§ **EXERCISE DIRECTIONS**
Could you copy the items below verbatim, starting from the very first line and ending after the line that contains "x-tick-label: 1 bbox=[639, 496, 653, 524]"?

§ **ENTRIES SUPPLIED**

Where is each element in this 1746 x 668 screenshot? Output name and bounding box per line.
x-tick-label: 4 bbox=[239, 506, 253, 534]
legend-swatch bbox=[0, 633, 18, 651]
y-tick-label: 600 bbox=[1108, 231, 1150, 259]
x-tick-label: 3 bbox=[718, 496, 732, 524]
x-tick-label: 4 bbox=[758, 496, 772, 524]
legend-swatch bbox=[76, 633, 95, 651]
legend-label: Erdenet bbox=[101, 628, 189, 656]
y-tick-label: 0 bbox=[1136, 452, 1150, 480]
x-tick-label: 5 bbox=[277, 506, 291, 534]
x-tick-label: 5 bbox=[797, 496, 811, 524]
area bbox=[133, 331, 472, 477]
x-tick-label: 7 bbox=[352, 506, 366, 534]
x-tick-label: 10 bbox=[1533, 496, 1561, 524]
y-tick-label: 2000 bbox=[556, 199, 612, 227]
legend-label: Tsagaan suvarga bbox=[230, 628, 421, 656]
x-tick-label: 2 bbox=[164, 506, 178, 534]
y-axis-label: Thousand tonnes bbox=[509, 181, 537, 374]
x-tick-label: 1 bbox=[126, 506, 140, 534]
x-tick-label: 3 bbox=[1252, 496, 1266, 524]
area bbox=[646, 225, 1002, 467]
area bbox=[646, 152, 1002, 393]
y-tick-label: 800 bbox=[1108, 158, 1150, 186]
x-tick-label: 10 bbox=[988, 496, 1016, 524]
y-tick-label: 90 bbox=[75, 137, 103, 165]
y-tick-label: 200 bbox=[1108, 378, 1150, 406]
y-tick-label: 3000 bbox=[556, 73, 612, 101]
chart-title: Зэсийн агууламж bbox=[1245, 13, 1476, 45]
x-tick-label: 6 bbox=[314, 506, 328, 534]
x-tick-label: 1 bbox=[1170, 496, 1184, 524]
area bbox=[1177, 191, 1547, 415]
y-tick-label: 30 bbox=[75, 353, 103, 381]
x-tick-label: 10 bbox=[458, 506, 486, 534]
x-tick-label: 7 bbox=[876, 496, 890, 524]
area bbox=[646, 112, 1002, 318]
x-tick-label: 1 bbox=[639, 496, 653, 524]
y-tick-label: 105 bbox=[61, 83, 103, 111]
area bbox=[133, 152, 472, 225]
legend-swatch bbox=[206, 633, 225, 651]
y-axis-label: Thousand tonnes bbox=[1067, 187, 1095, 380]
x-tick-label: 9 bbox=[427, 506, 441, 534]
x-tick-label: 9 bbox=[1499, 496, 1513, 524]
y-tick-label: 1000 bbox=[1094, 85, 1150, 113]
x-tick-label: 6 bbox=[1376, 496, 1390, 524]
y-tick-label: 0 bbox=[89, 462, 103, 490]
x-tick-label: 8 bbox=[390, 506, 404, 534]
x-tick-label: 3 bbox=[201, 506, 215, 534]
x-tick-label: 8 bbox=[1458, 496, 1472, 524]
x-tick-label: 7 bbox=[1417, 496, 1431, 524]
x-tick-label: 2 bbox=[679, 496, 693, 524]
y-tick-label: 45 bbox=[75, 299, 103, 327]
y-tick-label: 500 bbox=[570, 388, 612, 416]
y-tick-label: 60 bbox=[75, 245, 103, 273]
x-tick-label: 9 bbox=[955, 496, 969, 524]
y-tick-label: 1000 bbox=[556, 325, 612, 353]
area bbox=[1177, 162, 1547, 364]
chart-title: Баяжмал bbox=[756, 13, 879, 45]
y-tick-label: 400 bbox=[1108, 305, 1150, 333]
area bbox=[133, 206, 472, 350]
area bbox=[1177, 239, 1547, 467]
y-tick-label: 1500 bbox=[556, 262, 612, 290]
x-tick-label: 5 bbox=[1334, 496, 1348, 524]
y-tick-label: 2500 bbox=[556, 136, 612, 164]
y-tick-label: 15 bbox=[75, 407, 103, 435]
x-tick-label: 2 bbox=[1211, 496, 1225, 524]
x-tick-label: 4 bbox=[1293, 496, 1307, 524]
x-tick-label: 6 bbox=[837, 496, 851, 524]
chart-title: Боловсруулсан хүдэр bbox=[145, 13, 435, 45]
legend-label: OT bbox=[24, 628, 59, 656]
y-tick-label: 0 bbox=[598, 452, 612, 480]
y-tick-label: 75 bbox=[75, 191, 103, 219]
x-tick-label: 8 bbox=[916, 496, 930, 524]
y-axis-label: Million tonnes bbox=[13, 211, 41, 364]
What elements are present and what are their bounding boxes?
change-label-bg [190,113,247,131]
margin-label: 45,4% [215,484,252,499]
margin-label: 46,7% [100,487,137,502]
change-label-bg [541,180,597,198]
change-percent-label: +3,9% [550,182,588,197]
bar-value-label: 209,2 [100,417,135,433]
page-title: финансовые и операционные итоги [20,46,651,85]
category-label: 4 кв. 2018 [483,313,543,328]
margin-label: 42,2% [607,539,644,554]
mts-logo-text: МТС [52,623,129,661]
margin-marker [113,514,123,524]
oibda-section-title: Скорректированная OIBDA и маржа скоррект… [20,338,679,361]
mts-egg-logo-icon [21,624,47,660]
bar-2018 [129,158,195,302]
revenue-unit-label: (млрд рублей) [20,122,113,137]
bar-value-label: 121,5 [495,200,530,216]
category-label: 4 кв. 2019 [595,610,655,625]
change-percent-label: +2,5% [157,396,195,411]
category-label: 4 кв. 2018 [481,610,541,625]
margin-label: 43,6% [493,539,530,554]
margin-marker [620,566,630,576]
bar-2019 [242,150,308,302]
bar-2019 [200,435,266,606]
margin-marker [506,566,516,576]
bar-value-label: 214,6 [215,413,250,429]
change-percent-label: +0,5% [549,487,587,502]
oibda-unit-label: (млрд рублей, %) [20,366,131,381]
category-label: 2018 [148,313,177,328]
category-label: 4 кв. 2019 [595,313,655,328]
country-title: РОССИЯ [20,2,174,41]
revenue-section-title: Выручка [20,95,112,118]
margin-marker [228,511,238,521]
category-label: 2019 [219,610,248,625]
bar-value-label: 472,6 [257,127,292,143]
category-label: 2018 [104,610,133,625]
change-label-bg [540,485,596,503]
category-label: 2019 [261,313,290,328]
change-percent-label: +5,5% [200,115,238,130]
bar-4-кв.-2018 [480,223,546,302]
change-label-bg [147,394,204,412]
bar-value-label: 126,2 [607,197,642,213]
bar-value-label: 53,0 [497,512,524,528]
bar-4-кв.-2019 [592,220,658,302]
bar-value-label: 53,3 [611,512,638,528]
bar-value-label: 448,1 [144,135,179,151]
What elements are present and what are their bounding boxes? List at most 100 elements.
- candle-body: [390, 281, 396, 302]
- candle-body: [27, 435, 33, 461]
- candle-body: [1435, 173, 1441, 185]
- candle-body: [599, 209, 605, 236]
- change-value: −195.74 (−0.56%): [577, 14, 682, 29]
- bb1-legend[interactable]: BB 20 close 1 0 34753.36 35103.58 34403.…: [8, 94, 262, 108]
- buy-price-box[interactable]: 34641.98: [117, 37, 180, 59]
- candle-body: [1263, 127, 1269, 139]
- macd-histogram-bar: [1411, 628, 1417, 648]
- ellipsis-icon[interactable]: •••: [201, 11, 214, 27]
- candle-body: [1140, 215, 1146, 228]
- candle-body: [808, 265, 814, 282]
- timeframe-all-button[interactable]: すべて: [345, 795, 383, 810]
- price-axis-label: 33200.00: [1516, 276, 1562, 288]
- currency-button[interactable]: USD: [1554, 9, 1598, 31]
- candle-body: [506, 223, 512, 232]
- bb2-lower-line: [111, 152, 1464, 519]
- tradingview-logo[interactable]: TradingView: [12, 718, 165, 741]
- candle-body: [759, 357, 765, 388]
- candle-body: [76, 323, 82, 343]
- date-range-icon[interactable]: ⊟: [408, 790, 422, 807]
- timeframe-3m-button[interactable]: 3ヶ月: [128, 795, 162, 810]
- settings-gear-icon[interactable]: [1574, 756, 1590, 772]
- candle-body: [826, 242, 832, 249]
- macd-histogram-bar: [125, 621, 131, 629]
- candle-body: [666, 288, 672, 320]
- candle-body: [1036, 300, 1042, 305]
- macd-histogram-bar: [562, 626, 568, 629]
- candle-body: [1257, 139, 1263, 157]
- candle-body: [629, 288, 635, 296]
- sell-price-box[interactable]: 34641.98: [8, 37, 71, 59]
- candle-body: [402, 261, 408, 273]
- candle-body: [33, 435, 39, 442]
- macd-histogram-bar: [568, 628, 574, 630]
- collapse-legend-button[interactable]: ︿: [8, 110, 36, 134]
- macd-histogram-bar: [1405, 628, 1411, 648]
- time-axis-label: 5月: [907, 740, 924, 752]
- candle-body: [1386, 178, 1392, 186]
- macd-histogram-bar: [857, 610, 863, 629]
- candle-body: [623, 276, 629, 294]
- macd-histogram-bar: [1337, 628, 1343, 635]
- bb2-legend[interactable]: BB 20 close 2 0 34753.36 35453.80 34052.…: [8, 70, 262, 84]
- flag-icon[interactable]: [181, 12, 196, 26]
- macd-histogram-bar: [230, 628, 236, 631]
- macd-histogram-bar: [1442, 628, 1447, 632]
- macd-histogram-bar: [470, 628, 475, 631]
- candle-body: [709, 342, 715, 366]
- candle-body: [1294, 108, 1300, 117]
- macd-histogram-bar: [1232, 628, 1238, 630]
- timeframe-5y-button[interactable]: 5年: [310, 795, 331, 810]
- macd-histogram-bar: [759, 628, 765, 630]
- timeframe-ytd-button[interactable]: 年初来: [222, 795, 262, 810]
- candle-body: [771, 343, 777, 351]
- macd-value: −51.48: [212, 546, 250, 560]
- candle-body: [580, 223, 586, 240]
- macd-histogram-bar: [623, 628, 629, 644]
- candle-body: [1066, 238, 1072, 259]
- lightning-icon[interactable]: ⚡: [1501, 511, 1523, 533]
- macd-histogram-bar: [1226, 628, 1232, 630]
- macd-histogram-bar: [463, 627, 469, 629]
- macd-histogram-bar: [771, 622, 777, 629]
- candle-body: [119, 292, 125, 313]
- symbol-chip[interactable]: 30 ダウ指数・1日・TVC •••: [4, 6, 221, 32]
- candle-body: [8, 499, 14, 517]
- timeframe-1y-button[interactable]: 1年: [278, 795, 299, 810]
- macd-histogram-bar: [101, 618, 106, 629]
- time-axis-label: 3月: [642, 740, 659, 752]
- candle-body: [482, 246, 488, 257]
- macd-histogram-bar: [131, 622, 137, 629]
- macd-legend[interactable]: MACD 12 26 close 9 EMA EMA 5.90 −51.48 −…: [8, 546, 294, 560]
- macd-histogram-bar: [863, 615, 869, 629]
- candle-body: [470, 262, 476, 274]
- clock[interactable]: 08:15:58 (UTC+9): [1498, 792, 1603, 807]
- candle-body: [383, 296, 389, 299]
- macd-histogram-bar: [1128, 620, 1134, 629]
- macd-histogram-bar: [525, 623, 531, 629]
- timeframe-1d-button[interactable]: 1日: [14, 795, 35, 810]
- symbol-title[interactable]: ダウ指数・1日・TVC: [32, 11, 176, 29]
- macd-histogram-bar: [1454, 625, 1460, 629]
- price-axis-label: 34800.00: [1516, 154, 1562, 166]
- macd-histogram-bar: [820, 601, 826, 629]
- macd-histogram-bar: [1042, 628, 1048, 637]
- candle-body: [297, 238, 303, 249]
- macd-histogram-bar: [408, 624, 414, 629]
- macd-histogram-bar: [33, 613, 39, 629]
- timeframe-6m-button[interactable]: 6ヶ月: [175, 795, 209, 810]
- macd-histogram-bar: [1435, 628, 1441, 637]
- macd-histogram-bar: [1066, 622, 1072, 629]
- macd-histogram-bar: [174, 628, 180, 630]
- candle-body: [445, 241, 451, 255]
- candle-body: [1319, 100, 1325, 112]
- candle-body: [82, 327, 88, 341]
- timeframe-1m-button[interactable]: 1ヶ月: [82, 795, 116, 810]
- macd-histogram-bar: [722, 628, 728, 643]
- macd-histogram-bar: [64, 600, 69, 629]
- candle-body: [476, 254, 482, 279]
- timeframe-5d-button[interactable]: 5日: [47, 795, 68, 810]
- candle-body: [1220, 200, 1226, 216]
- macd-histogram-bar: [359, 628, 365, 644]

§ **TASK ANSWER**
Where is each element in this 1746 x 668 screenshot? Output name and bounding box per line.
x-tick-label: 4 bbox=[239, 506, 253, 534]
legend-swatch bbox=[0, 633, 18, 651]
y-tick-label: 600 bbox=[1108, 231, 1150, 259]
x-tick-label: 3 bbox=[718, 496, 732, 524]
x-tick-label: 4 bbox=[758, 496, 772, 524]
legend-swatch bbox=[76, 633, 95, 651]
legend-label: Erdenet bbox=[101, 628, 189, 656]
y-tick-label: 0 bbox=[1136, 452, 1150, 480]
x-tick-label: 5 bbox=[277, 506, 291, 534]
x-tick-label: 5 bbox=[797, 496, 811, 524]
area bbox=[133, 331, 472, 477]
x-tick-label: 7 bbox=[352, 506, 366, 534]
x-tick-label: 10 bbox=[1533, 496, 1561, 524]
y-tick-label: 2000 bbox=[556, 199, 612, 227]
legend-label: Tsagaan suvarga bbox=[230, 628, 421, 656]
x-tick-label: 2 bbox=[164, 506, 178, 534]
y-axis-label: Thousand tonnes bbox=[509, 181, 537, 374]
x-tick-label: 1 bbox=[126, 506, 140, 534]
x-tick-label: 3 bbox=[1252, 496, 1266, 524]
area bbox=[646, 225, 1002, 467]
area bbox=[646, 152, 1002, 393]
y-tick-label: 800 bbox=[1108, 158, 1150, 186]
x-tick-label: 10 bbox=[988, 496, 1016, 524]
y-tick-label: 90 bbox=[75, 137, 103, 165]
y-tick-label: 200 bbox=[1108, 378, 1150, 406]
y-tick-label: 3000 bbox=[556, 73, 612, 101]
chart-title: Зэсийн агууламж bbox=[1245, 13, 1476, 45]
x-tick-label: 6 bbox=[314, 506, 328, 534]
x-tick-label: 1 bbox=[1170, 496, 1184, 524]
area bbox=[1177, 191, 1547, 415]
y-tick-label: 30 bbox=[75, 353, 103, 381]
x-tick-label: 10 bbox=[458, 506, 486, 534]
x-tick-label: 7 bbox=[876, 496, 890, 524]
area bbox=[646, 112, 1002, 318]
x-tick-label: 1 bbox=[639, 496, 653, 524]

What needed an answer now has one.